[Extracted data entries]
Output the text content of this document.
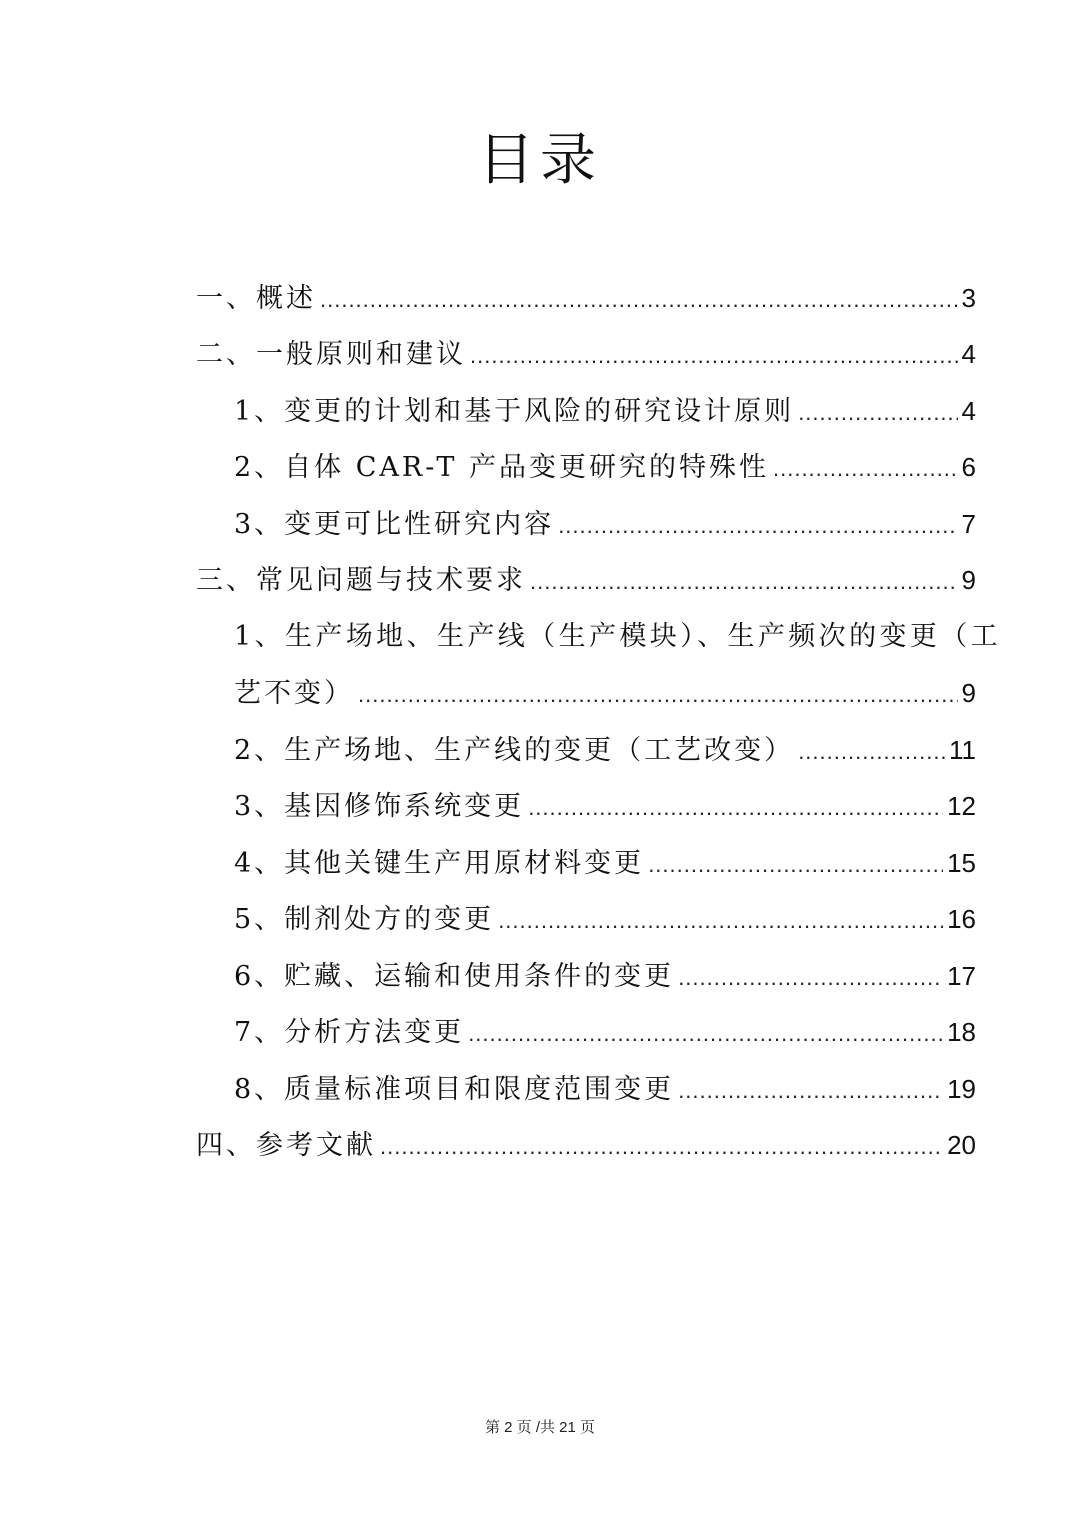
目录
一、概述 .....	3
二、一般原则和建议 .....	4
1、变更的计划和基于风险的研究设计原则 .....	4
2、自体 CAR-T 产品变更研究的特殊性 .....	6
3、变更可比性研究内容 .....	7
三、常见问题与技术要求 .....	9
1、生产场地、生产线（生产模块）、生产频次的变更（工
艺不变） .....	9
2、生产场地、生产线的变更（工艺改变） .....	11
3、基因修饰系统变更 .....	12
4、其他关键生产用原材料变更 .....	15
5、制剂处方的变更 .....	16
6、贮藏、运输和使用条件的变更 .....	17
7、分析方法变更 .....	18
8、质量标准项目和限度范围变更 .....	19
四、参考文献 .....	20
第 2 页 /共 21 页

◆ STATED PROBLEM:
Omit the pictures and give the material again, exactly and in full.

◆ ANSWER TO THIS EXERCISE:
Output the text content of this document.
目录
一、概述 .....	3
二、一般原则和建议 .....	4
1、变更的计划和基于风险的研究设计原则 .....	4
2、自体 CAR-T 产品变更研究的特殊性 .....	6
3、变更可比性研究内容 .....	7
三、常见问题与技术要求 .....	9
1、生产场地、生产线（生产模块）、生产频次的变更（工
艺不变） .....	9
2、生产场地、生产线的变更（工艺改变） .....	11
3、基因修饰系统变更 .....	12
4、其他关键生产用原材料变更 .....	15
5、制剂处方的变更 .....	16
6、贮藏、运输和使用条件的变更 .....	17
7、分析方法变更 .....	18
8、质量标准项目和限度范围变更 .....	19
四、参考文献 .....	20
第 2 页 /共 21 页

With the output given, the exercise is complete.